## [Records shown]
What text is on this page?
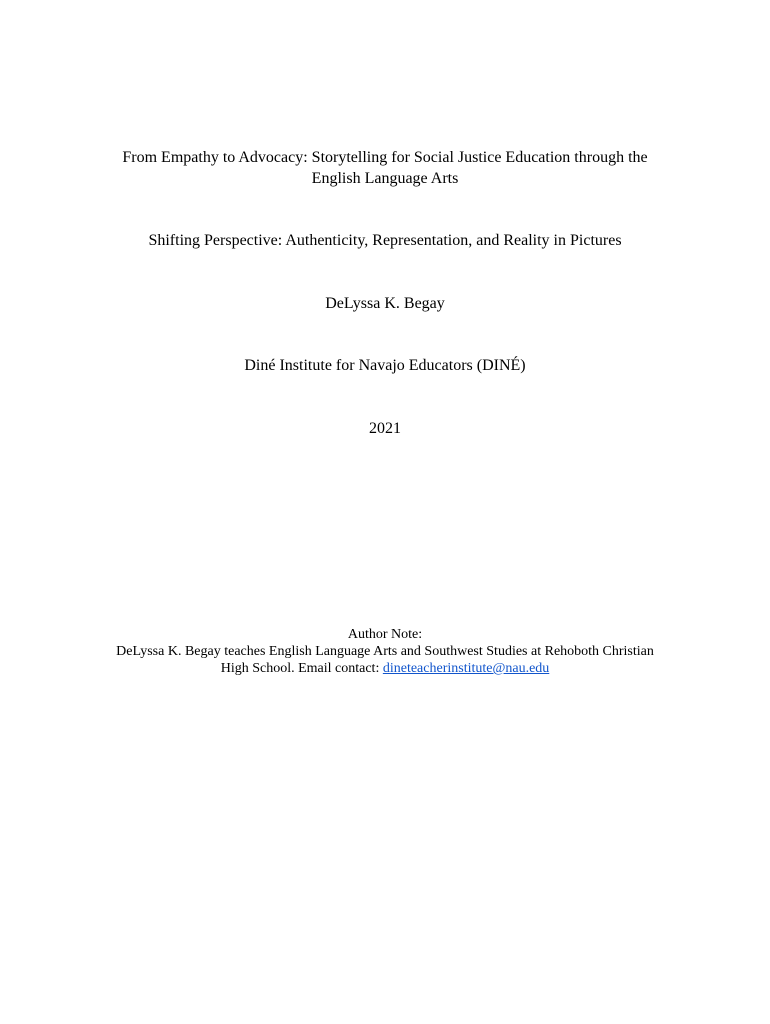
From Empathy to Advocacy: Storytelling for Social Justice Education through the
English Language Arts
Shifting Perspective: Authenticity, Representation, and Reality in Pictures
DeLyssa K. Begay
Diné Institute for Navajo Educators (DINÉ)
2021
Author Note:
DeLyssa K. Begay teaches English Language Arts and Southwest Studies at Rehoboth Christian
High School. Email contact: dineteacherinstitute@nau.edu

## [Set task]
Pictures are to be left out; all else in the entries above is to be quoted exactly.

## [Correct answer]
What text is on this page?
From Empathy to Advocacy: Storytelling for Social Justice Education through the
English Language Arts
Shifting Perspective: Authenticity, Representation, and Reality in Pictures
DeLyssa K. Begay
Diné Institute for Navajo Educators (DINÉ)
2021
Author Note:
DeLyssa K. Begay teaches English Language Arts and Southwest Studies at Rehoboth Christian
High School. Email contact: dineteacherinstitute@nau.edu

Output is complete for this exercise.